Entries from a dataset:
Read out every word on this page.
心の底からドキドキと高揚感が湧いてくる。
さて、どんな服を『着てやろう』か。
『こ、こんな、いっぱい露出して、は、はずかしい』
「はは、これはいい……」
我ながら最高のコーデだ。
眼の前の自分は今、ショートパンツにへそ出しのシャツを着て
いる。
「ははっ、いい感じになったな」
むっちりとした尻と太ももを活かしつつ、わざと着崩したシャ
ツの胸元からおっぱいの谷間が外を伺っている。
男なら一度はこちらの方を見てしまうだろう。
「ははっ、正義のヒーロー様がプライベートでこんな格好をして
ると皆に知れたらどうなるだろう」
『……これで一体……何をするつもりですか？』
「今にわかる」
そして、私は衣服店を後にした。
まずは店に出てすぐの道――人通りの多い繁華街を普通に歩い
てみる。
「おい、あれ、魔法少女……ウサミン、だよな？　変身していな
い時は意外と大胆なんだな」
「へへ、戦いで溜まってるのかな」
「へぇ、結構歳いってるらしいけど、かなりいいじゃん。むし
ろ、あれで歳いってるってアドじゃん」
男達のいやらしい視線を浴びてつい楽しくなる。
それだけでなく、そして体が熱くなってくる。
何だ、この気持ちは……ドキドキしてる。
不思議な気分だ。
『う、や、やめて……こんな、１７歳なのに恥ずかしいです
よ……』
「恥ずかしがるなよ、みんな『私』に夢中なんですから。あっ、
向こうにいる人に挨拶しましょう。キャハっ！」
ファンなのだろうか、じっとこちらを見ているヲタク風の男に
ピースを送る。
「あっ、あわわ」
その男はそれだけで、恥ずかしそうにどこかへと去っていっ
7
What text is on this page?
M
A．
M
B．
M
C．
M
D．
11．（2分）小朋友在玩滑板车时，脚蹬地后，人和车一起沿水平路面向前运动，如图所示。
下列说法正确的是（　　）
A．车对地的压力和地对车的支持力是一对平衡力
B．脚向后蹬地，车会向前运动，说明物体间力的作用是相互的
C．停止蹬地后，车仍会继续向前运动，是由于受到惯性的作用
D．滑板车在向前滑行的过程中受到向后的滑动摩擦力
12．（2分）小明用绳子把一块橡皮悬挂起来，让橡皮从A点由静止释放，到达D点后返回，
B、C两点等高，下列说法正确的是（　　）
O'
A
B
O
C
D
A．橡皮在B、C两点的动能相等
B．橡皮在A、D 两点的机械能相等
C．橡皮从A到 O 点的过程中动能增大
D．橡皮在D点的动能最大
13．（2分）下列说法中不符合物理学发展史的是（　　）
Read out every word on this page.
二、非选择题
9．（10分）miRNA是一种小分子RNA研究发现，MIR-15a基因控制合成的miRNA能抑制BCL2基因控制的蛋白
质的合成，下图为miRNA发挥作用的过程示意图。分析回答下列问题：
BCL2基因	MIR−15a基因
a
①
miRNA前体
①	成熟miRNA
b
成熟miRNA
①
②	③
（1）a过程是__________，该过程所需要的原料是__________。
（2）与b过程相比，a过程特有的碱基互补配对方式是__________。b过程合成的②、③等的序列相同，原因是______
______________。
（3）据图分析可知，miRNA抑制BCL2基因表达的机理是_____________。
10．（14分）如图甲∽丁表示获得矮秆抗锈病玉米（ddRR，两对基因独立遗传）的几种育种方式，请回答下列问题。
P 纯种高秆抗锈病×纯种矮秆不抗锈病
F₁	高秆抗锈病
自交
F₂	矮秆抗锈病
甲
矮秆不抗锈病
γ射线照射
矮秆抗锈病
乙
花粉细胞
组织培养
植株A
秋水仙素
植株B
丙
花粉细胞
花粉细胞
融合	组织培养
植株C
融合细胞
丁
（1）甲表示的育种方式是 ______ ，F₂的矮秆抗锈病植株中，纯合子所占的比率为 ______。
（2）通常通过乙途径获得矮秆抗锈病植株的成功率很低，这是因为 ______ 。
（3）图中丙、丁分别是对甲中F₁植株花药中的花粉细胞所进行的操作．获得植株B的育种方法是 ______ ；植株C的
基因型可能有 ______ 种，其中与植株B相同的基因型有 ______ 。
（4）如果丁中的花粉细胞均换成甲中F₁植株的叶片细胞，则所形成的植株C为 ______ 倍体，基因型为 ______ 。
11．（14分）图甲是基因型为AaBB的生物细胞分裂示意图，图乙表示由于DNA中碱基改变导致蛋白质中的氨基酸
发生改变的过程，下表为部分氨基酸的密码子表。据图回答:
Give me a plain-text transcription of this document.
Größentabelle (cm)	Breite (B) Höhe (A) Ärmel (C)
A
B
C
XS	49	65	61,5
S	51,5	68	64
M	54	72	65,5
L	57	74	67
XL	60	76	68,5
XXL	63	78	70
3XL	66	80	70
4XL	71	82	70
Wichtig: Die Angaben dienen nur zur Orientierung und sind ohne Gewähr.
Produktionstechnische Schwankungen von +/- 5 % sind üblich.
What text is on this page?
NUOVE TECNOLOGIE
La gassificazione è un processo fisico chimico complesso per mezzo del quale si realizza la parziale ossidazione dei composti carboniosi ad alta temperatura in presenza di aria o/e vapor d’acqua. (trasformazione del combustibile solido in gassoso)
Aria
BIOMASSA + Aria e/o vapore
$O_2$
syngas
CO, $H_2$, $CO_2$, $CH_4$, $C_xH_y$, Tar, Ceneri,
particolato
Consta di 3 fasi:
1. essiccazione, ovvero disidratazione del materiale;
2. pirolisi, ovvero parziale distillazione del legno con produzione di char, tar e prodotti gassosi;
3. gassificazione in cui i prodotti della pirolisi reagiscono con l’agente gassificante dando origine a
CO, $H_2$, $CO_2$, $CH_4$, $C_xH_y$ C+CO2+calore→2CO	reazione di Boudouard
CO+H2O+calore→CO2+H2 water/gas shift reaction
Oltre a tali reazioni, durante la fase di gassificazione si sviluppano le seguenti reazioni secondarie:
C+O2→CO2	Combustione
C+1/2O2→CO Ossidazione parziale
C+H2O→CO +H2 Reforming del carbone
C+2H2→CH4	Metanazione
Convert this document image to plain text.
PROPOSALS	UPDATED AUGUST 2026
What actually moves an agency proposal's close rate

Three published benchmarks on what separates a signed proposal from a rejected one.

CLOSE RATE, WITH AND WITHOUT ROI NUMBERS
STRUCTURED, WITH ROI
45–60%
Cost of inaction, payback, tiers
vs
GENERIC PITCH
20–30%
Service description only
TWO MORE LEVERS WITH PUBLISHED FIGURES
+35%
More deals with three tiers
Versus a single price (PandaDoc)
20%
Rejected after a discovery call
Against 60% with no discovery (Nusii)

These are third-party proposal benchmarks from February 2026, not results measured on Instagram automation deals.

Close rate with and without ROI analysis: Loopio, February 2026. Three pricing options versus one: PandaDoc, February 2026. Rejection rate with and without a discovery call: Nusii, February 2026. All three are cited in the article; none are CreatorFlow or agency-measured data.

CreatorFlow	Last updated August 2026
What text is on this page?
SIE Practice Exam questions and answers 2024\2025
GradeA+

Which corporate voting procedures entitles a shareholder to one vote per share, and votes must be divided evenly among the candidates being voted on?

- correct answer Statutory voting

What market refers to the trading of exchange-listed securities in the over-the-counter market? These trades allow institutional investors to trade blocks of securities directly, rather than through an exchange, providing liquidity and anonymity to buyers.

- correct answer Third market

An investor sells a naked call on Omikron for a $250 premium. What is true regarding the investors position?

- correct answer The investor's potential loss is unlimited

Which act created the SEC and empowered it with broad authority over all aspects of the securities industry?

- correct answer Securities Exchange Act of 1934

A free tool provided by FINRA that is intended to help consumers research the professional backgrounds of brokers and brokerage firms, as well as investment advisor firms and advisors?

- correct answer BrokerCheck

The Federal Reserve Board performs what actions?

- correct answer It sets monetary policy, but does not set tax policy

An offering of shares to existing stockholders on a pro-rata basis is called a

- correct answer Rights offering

- **DIRECTIONS**: Transcribe all the entries, keeping each one exactly as it is.

- **RESULT FOR THIS EXERCISE**:
Read out every word on this page.
心の底からドキドキと高揚感が湧いてくる。
さて、どんな服を『着てやろう』か。
『こ、こんな、いっぱい露出して、は、はずかしい』
「はは、これはいい……」
我ながら最高のコーデだ。
眼の前の自分は今、ショートパンツにへそ出しのシャツを着て
いる。
「ははっ、いい感じになったな」
むっちりとした尻と太ももを活かしつつ、わざと着崩したシャ
ツの胸元からおっぱいの谷間が外を伺っている。
男なら一度はこちらの方を見てしまうだろう。
「ははっ、正義のヒーロー様がプライベートでこんな格好をして
ると皆に知れたらどうなるだろう」
『……これで一体……何をするつもりですか？』
「今にわかる」
そして、私は衣服店を後にした。
まずは店に出てすぐの道――人通りの多い繁華街を普通に歩い
てみる。
「おい、あれ、魔法少女……ウサミン、だよな？　変身していな
い時は意外と大胆なんだな」
「へへ、戦いで溜まってるのかな」
「へぇ、結構歳いってるらしいけど、かなりいいじゃん。むし
ろ、あれで歳いってるってアドじゃん」
男達のいやらしい視線を浴びてつい楽しくなる。
それだけでなく、そして体が熱くなってくる。
何だ、この気持ちは……ドキドキしてる。
不思議な気分だ。
『う、や、やめて……こんな、１７歳なのに恥ずかしいです
よ……』
「恥ずかしがるなよ、みんな『私』に夢中なんですから。あっ、
向こうにいる人に挨拶しましょう。キャハっ！」
ファンなのだろうか、じっとこちらを見ているヲタク風の男に
ピースを送る。
「あっ、あわわ」
その男はそれだけで、恥ずかしそうにどこかへと去っていっ
7
What text is on this page?
M
A．
M
B．
M
C．
M
D．
11．（2分）小朋友在玩滑板车时，脚蹬地后，人和车一起沿水平路面向前运动，如图所示。
下列说法正确的是（　　）
A．车对地的压力和地对车的支持力是一对平衡力
B．脚向后蹬地，车会向前运动，说明物体间力的作用是相互的
C．停止蹬地后，车仍会继续向前运动，是由于受到惯性的作用
D．滑板车在向前滑行的过程中受到向后的滑动摩擦力
12．（2分）小明用绳子把一块橡皮悬挂起来，让橡皮从A点由静止释放，到达D点后返回，
B、C两点等高，下列说法正确的是（　　）
O'
A
B
O
C
D
A．橡皮在B、C两点的动能相等
B．橡皮在A、D 两点的机械能相等
C．橡皮从A到 O 点的过程中动能增大
D．橡皮在D点的动能最大
13．（2分）下列说法中不符合物理学发展史的是（　　）
Read out every word on this page.
二、非选择题
9．（10分）miRNA是一种小分子RNA研究发现，MIR-15a基因控制合成的miRNA能抑制BCL2基因控制的蛋白
质的合成，下图为miRNA发挥作用的过程示意图。分析回答下列问题：
BCL2基因	MIR−15a基因
a
①
miRNA前体
①	成熟miRNA
b
成熟miRNA
①
②	③
（1）a过程是__________，该过程所需要的原料是__________。
（2）与b过程相比，a过程特有的碱基互补配对方式是__________。b过程合成的②、③等的序列相同，原因是______
______________。
（3）据图分析可知，miRNA抑制BCL2基因表达的机理是_____________。
10．（14分）如图甲∽丁表示获得矮秆抗锈病玉米（ddRR，两对基因独立遗传）的几种育种方式，请回答下列问题。
P 纯种高秆抗锈病×纯种矮秆不抗锈病
F₁	高秆抗锈病
自交
F₂	矮秆抗锈病
甲
矮秆不抗锈病
γ射线照射
矮秆抗锈病
乙
花粉细胞
组织培养
植株A
秋水仙素
植株B
丙
花粉细胞
花粉细胞
融合	组织培养
植株C
融合细胞
丁
（1）甲表示的育种方式是 ______ ，F₂的矮秆抗锈病植株中，纯合子所占的比率为 ______。
（2）通常通过乙途径获得矮秆抗锈病植株的成功率很低，这是因为 ______ 。
（3）图中丙、丁分别是对甲中F₁植株花药中的花粉细胞所进行的操作．获得植株B的育种方法是 ______ ；植株C的
基因型可能有 ______ 种，其中与植株B相同的基因型有 ______ 。
（4）如果丁中的花粉细胞均换成甲中F₁植株的叶片细胞，则所形成的植株C为 ______ 倍体，基因型为 ______ 。
11．（14分）图甲是基因型为AaBB的生物细胞分裂示意图，图乙表示由于DNA中碱基改变导致蛋白质中的氨基酸
发生改变的过程，下表为部分氨基酸的密码子表。据图回答:
Give me a plain-text transcription of this document.
Größentabelle (cm)	Breite (B) Höhe (A) Ärmel (C)
A
B
C
XS	49	65	61,5
S	51,5	68	64
M	54	72	65,5
L	57	74	67
XL	60	76	68,5
XXL	63	78	70
3XL	66	80	70
4XL	71	82	70
Wichtig: Die Angaben dienen nur zur Orientierung und sind ohne Gewähr.
Produktionstechnische Schwankungen von +/- 5 % sind üblich.
What text is on this page?
NUOVE TECNOLOGIE
La gassificazione è un processo fisico chimico complesso per mezzo del quale si realizza la parziale ossidazione dei composti carboniosi ad alta temperatura in presenza di aria o/e vapor d’acqua. (trasformazione del combustibile solido in gassoso)
Aria
BIOMASSA + Aria e/o vapore
$O_2$
syngas
CO, $H_2$, $CO_2$, $CH_4$, $C_xH_y$, Tar, Ceneri,
particolato
Consta di 3 fasi:
1. essiccazione, ovvero disidratazione del materiale;
2. pirolisi, ovvero parziale distillazione del legno con produzione di char, tar e prodotti gassosi;
3. gassificazione in cui i prodotti della pirolisi reagiscono con l’agente gassificante dando origine a
CO, $H_2$, $CO_2$, $CH_4$, $C_xH_y$ C+CO2+calore→2CO	reazione di Boudouard
CO+H2O+calore→CO2+H2 water/gas shift reaction
Oltre a tali reazioni, durante la fase di gassificazione si sviluppano le seguenti reazioni secondarie:
C+O2→CO2	Combustione
C+1/2O2→CO Ossidazione parziale
C+H2O→CO +H2 Reforming del carbone
C+2H2→CH4	Metanazione
Convert this document image to plain text.
PROPOSALS	UPDATED AUGUST 2026
What actually moves an agency proposal's close rate

Three published benchmarks on what separates a signed proposal from a rejected one.

CLOSE RATE, WITH AND WITHOUT ROI NUMBERS
STRUCTURED, WITH ROI
45–60%
Cost of inaction, payback, tiers
vs
GENERIC PITCH
20–30%
Service description only
TWO MORE LEVERS WITH PUBLISHED FIGURES
+35%
More deals with three tiers
Versus a single price (PandaDoc)
20%
Rejected after a discovery call
Against 60% with no discovery (Nusii)

These are third-party proposal benchmarks from February 2026, not results measured on Instagram automation deals.

Close rate with and without ROI analysis: Loopio, February 2026. Three pricing options versus one: PandaDoc, February 2026. Rejection rate with and without a discovery call: Nusii, February 2026. All three are cited in the article; none are CreatorFlow or agency-measured data.

CreatorFlow	Last updated August 2026
What text is on this page?
SIE Practice Exam questions and answers 2024\2025
GradeA+

Which corporate voting procedures entitles a shareholder to one vote per share, and votes must be divided evenly among the candidates being voted on?

- correct answer Statutory voting

What market refers to the trading of exchange-listed securities in the over-the-counter market? These trades allow institutional investors to trade blocks of securities directly, rather than through an exchange, providing liquidity and anonymity to buyers.

- correct answer Third market

An investor sells a naked call on Omikron for a $250 premium. What is true regarding the investors position?

- correct answer The investor's potential loss is unlimited

Which act created the SEC and empowered it with broad authority over all aspects of the securities industry?

- correct answer Securities Exchange Act of 1934

A free tool provided by FINRA that is intended to help consumers research the professional backgrounds of brokers and brokerage firms, as well as investment advisor firms and advisors?

- correct answer BrokerCheck

The Federal Reserve Board performs what actions?

- correct answer It sets monetary policy, but does not set tax policy

An offering of shares to existing stockholders on a pro-rata basis is called a

- correct answer Rights offering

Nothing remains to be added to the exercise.